Problem description
Each record needs to be echoed exactly; can you do that?

Collection entries
################

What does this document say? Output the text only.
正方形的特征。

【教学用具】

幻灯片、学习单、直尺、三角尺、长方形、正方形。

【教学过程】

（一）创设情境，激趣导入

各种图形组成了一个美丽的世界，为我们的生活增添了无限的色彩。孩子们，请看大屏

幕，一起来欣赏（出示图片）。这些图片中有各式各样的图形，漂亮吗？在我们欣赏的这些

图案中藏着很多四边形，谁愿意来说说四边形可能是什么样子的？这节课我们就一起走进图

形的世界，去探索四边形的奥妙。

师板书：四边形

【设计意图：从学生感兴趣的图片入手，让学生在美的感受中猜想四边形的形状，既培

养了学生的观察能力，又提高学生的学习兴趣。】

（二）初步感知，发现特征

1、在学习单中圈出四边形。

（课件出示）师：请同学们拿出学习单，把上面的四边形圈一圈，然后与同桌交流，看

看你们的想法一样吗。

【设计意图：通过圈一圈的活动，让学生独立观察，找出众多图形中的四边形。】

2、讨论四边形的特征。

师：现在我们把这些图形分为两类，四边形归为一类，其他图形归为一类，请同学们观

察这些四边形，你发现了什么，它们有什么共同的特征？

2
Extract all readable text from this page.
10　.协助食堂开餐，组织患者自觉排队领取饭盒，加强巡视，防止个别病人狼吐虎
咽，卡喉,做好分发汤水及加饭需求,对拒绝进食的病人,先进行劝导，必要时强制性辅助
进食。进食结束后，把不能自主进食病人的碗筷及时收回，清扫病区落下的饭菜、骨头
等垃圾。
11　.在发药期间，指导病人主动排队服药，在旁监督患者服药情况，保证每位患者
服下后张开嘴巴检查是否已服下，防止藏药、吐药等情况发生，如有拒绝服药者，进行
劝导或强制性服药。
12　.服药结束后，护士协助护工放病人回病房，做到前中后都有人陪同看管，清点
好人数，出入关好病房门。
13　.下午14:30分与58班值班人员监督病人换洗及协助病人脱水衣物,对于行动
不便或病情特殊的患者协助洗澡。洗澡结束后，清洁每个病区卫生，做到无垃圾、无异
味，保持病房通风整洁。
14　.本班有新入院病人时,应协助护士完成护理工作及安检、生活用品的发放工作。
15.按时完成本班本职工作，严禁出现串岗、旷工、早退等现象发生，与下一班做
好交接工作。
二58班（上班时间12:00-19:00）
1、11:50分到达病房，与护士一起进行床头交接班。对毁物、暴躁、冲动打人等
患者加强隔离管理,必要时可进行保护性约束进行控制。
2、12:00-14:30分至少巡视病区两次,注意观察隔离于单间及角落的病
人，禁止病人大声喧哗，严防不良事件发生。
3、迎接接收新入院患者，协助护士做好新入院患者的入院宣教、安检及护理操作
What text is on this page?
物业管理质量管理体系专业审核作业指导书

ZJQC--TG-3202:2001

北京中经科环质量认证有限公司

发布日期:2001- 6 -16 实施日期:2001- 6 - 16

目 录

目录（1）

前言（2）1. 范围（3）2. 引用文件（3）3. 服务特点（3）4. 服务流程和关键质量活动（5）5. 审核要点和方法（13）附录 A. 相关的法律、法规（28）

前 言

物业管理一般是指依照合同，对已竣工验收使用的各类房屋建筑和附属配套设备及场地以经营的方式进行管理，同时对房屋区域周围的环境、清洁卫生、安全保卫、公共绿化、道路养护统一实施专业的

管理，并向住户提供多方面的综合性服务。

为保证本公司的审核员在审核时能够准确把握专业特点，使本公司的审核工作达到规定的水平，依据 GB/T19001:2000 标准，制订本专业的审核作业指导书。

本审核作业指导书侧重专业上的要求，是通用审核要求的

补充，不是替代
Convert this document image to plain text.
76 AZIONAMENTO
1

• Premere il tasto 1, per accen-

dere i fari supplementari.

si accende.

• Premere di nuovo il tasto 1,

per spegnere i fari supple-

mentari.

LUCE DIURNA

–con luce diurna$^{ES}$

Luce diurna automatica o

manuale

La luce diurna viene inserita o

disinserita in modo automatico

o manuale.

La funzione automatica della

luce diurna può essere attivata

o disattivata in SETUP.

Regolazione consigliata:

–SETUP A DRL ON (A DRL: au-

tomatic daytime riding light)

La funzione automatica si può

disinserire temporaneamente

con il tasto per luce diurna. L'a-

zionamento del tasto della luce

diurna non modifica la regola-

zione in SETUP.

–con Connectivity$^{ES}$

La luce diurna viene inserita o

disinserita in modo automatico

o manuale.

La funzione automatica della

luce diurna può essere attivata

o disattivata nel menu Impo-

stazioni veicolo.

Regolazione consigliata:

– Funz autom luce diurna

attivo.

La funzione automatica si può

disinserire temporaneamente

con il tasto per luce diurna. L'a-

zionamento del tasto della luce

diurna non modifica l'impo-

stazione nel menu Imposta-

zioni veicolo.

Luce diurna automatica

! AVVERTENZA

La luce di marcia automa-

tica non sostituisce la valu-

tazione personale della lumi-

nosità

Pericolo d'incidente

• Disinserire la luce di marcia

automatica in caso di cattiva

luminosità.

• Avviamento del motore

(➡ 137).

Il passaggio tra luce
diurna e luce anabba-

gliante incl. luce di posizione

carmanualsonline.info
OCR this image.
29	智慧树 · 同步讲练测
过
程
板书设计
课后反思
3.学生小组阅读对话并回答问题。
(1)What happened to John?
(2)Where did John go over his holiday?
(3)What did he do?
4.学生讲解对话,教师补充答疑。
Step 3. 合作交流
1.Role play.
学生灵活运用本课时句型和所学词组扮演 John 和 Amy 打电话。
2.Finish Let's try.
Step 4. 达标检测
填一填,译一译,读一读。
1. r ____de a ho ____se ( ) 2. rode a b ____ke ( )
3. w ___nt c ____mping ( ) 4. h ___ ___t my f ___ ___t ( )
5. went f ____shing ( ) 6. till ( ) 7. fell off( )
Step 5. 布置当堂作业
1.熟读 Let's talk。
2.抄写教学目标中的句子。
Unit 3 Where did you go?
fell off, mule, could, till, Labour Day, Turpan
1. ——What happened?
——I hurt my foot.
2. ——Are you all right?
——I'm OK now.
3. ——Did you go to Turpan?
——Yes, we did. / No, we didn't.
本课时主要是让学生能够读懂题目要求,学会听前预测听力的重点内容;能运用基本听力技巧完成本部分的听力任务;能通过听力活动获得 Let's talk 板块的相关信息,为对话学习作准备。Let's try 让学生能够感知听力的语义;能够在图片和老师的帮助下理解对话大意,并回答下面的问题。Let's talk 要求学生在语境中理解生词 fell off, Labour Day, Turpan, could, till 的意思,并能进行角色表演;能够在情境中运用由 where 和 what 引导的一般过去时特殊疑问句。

################

Response to this exercise
What does this document say? Output the text only.
正方形的特征。

【教学用具】

幻灯片、学习单、直尺、三角尺、长方形、正方形。

【教学过程】

（一）创设情境，激趣导入

各种图形组成了一个美丽的世界，为我们的生活增添了无限的色彩。孩子们，请看大屏

幕，一起来欣赏（出示图片）。这些图片中有各式各样的图形，漂亮吗？在我们欣赏的这些

图案中藏着很多四边形，谁愿意来说说四边形可能是什么样子的？这节课我们就一起走进图

形的世界，去探索四边形的奥妙。

师板书：四边形

【设计意图：从学生感兴趣的图片入手，让学生在美的感受中猜想四边形的形状，既培

养了学生的观察能力，又提高学生的学习兴趣。】

（二）初步感知，发现特征

1、在学习单中圈出四边形。

（课件出示）师：请同学们拿出学习单，把上面的四边形圈一圈，然后与同桌交流，看

看你们的想法一样吗。

【设计意图：通过圈一圈的活动，让学生独立观察，找出众多图形中的四边形。】

2、讨论四边形的特征。

师：现在我们把这些图形分为两类，四边形归为一类，其他图形归为一类，请同学们观

察这些四边形，你发现了什么，它们有什么共同的特征？

2
Extract all readable text from this page.
10　.协助食堂开餐，组织患者自觉排队领取饭盒，加强巡视，防止个别病人狼吐虎
咽，卡喉,做好分发汤水及加饭需求,对拒绝进食的病人,先进行劝导，必要时强制性辅助
进食。进食结束后，把不能自主进食病人的碗筷及时收回，清扫病区落下的饭菜、骨头
等垃圾。
11　.在发药期间，指导病人主动排队服药，在旁监督患者服药情况，保证每位患者
服下后张开嘴巴检查是否已服下，防止藏药、吐药等情况发生，如有拒绝服药者，进行
劝导或强制性服药。
12　.服药结束后，护士协助护工放病人回病房，做到前中后都有人陪同看管，清点
好人数，出入关好病房门。
13　.下午14:30分与58班值班人员监督病人换洗及协助病人脱水衣物,对于行动
不便或病情特殊的患者协助洗澡。洗澡结束后，清洁每个病区卫生，做到无垃圾、无异
味，保持病房通风整洁。
14　.本班有新入院病人时,应协助护士完成护理工作及安检、生活用品的发放工作。
15.按时完成本班本职工作，严禁出现串岗、旷工、早退等现象发生，与下一班做
好交接工作。
二58班（上班时间12:00-19:00）
1、11:50分到达病房，与护士一起进行床头交接班。对毁物、暴躁、冲动打人等
患者加强隔离管理,必要时可进行保护性约束进行控制。
2、12:00-14:30分至少巡视病区两次,注意观察隔离于单间及角落的病
人，禁止病人大声喧哗，严防不良事件发生。
3、迎接接收新入院患者，协助护士做好新入院患者的入院宣教、安检及护理操作
What text is on this page?
物业管理质量管理体系专业审核作业指导书

ZJQC--TG-3202:2001

北京中经科环质量认证有限公司

发布日期:2001- 6 -16 实施日期:2001- 6 - 16

目 录

目录（1）

前言（2）1. 范围（3）2. 引用文件（3）3. 服务特点（3）4. 服务流程和关键质量活动（5）5. 审核要点和方法（13）附录 A. 相关的法律、法规（28）

前 言

物业管理一般是指依照合同，对已竣工验收使用的各类房屋建筑和附属配套设备及场地以经营的方式进行管理，同时对房屋区域周围的环境、清洁卫生、安全保卫、公共绿化、道路养护统一实施专业的

管理，并向住户提供多方面的综合性服务。

为保证本公司的审核员在审核时能够准确把握专业特点，使本公司的审核工作达到规定的水平，依据 GB/T19001:2000 标准，制订本专业的审核作业指导书。

本审核作业指导书侧重专业上的要求，是通用审核要求的

补充，不是替代
Convert this document image to plain text.
76 AZIONAMENTO
1

• Premere il tasto 1, per accen-

dere i fari supplementari.

si accende.

• Premere di nuovo il tasto 1,

per spegnere i fari supple-

mentari.

LUCE DIURNA

–con luce diurna$^{ES}$

Luce diurna automatica o

manuale

La luce diurna viene inserita o

disinserita in modo automatico

o manuale.

La funzione automatica della

luce diurna può essere attivata

o disattivata in SETUP.

Regolazione consigliata:

–SETUP A DRL ON (A DRL: au-

tomatic daytime riding light)

La funzione automatica si può

disinserire temporaneamente

con il tasto per luce diurna. L'a-

zionamento del tasto della luce

diurna non modifica la regola-

zione in SETUP.

–con Connectivity$^{ES}$

La luce diurna viene inserita o

disinserita in modo automatico

o manuale.

La funzione automatica della

luce diurna può essere attivata

o disattivata nel menu Impo-

stazioni veicolo.

Regolazione consigliata:

– Funz autom luce diurna

attivo.

La funzione automatica si può

disinserire temporaneamente

con il tasto per luce diurna. L'a-

zionamento del tasto della luce

diurna non modifica l'impo-

stazione nel menu Imposta-

zioni veicolo.

Luce diurna automatica

! AVVERTENZA

La luce di marcia automa-

tica non sostituisce la valu-

tazione personale della lumi-

nosità

Pericolo d'incidente

• Disinserire la luce di marcia

automatica in caso di cattiva

luminosità.

• Avviamento del motore

(➡ 137).

Il passaggio tra luce
diurna e luce anabba-

gliante incl. luce di posizione

carmanualsonline.info
OCR this image.
29	智慧树 · 同步讲练测
过
程
板书设计
课后反思
3.学生小组阅读对话并回答问题。
(1)What happened to John?
(2)Where did John go over his holiday?
(3)What did he do?
4.学生讲解对话,教师补充答疑。
Step 3. 合作交流
1.Role play.
学生灵活运用本课时句型和所学词组扮演 John 和 Amy 打电话。
2.Finish Let's try.
Step 4. 达标检测
填一填,译一译,读一读。
1. r ____de a ho ____se ( ) 2. rode a b ____ke ( )
3. w ___nt c ____mping ( ) 4. h ___ ___t my f ___ ___t ( )
5. went f ____shing ( ) 6. till ( ) 7. fell off( )
Step 5. 布置当堂作业
1.熟读 Let's talk。
2.抄写教学目标中的句子。
Unit 3 Where did you go?
fell off, mule, could, till, Labour Day, Turpan
1. ——What happened?
——I hurt my foot.
2. ——Are you all right?
——I'm OK now.
3. ——Did you go to Turpan?
——Yes, we did. / No, we didn't.
本课时主要是让学生能够读懂题目要求,学会听前预测听力的重点内容;能运用基本听力技巧完成本部分的听力任务;能通过听力活动获得 Let's talk 板块的相关信息,为对话学习作准备。Let's try 让学生能够感知听力的语义;能够在图片和老师的帮助下理解对话大意,并回答下面的问题。Let's talk 要求学生在语境中理解生词 fell off, Labour Day, Turpan, could, till 的意思,并能进行角色表演;能够在情境中运用由 where 和 what 引导的一般过去时特殊疑问句。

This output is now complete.